→ **Stated goal**
Collect every line below that contains the word "Gross".

→ **Saved data entries**
----------------

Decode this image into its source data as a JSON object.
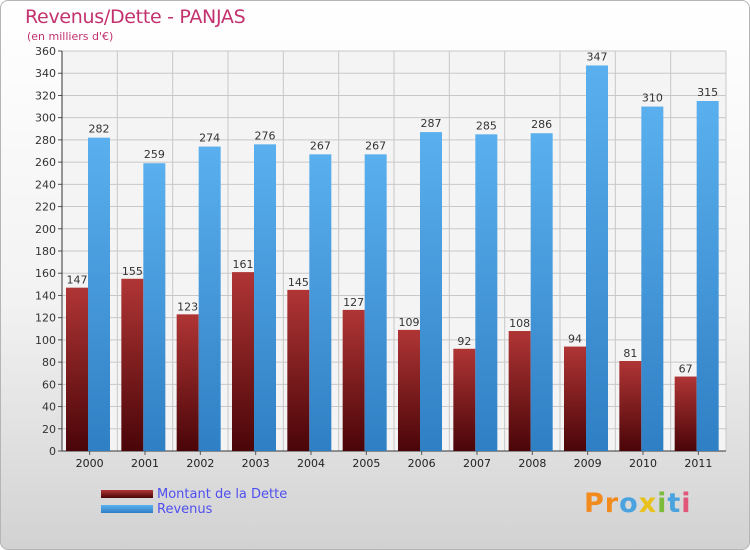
{
  "title": "Revenus/Dette - PANJAS",
  "subtitle": "(en milliers d'€)",
  "logo": "Proxiti",
  "colors": {
    "title": "#c3316e",
    "debt": "#7a1520",
    "revenue": "#55aaea",
    "legend_text": "#4f4ff0"
  },
  "chart_data": {
    "type": "bar",
    "title": "Revenus/Dette - PANJAS",
    "subtitle": "(en milliers d'€)",
    "categories": [
      "2000",
      "2001",
      "2002",
      "2003",
      "2004",
      "2005",
      "2006",
      "2007",
      "2008",
      "2009",
      "2010",
      "2011"
    ],
    "series": [
      {
        "name": "Montant de la Dette",
        "values": [
          147,
          155,
          123,
          161,
          145,
          127,
          109,
          92,
          108,
          94,
          81,
          67
        ]
      },
      {
        "name": "Revenus",
        "values": [
          282,
          259,
          274,
          276,
          267,
          267,
          287,
          285,
          286,
          347,
          310,
          315
        ]
      }
    ],
    "ylim": [
      0,
      360
    ],
    "yticks": [
      0,
      20,
      40,
      60,
      80,
      100,
      120,
      140,
      160,
      180,
      200,
      220,
      240,
      260,
      280,
      300,
      320,
      340,
      360
    ],
    "grid": true,
    "legend": "bottom-left"
  }
}
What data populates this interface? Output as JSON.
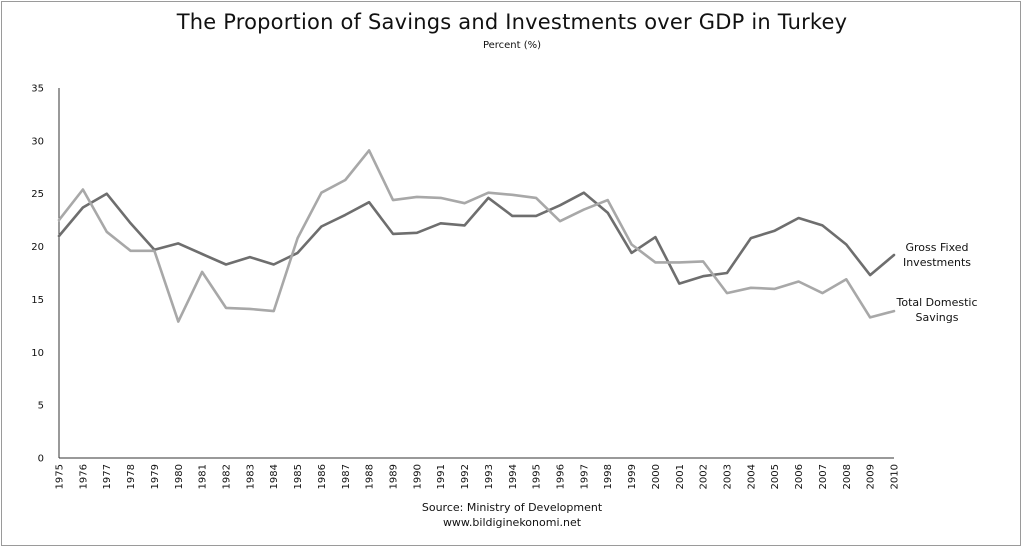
{
  "chart_data": {
    "type": "line",
    "title": "The Proportion of Savings and Investments over GDP in Turkey",
    "subtitle": "Percent (%)",
    "xlabel": "",
    "ylabel": "",
    "ylim": [
      0,
      35
    ],
    "yticks": [
      "0",
      "5",
      "10",
      "15",
      "20",
      "25",
      "30",
      "35"
    ],
    "x": [
      "1975",
      "1976",
      "1977",
      "1978",
      "1979",
      "1980",
      "1981",
      "1982",
      "1983",
      "1984",
      "1985",
      "1986",
      "1987",
      "1988",
      "1989",
      "1990",
      "1991",
      "1992",
      "1993",
      "1994",
      "1995",
      "1996",
      "1997",
      "1998",
      "1999",
      "2000",
      "2001",
      "2002",
      "2003",
      "2004",
      "2005",
      "2006",
      "2007",
      "2008",
      "2009",
      "2010"
    ],
    "grid": false,
    "legend_position": "right, at line ends",
    "series": [
      {
        "name": "Gross Fixed Investments",
        "label_lines": [
          "Gross Fixed",
          "Investments"
        ],
        "color": "#6e6e6e",
        "values": [
          21.0,
          23.7,
          25.0,
          22.2,
          19.7,
          20.3,
          19.3,
          18.3,
          19.0,
          18.3,
          19.4,
          21.9,
          23.0,
          24.2,
          21.2,
          21.3,
          22.2,
          22.0,
          24.6,
          22.9,
          22.9,
          23.9,
          25.1,
          23.2,
          19.4,
          20.9,
          16.5,
          17.2,
          17.5,
          20.8,
          21.5,
          22.7,
          22.0,
          20.2,
          17.3,
          19.2
        ]
      },
      {
        "name": "Total Domestic Savings",
        "label_lines": [
          "Total Domestic",
          "Savings"
        ],
        "color": "#a8a8a8",
        "values": [
          22.5,
          25.4,
          21.4,
          19.6,
          19.6,
          12.9,
          17.6,
          14.2,
          14.1,
          13.9,
          20.8,
          25.1,
          26.3,
          29.1,
          24.4,
          24.7,
          24.6,
          24.1,
          25.1,
          24.9,
          24.6,
          22.4,
          23.5,
          24.4,
          20.2,
          18.5,
          18.5,
          18.6,
          15.6,
          16.1,
          16.0,
          16.7,
          15.6,
          16.9,
          13.3,
          13.9
        ]
      }
    ]
  },
  "source_line1": "Source: Ministry of Development",
  "source_line2": "www.bildiginekonomi.net"
}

----------------

→ **Task result**
        "name": "Gross Fixed Investments",
          "Gross Fixed",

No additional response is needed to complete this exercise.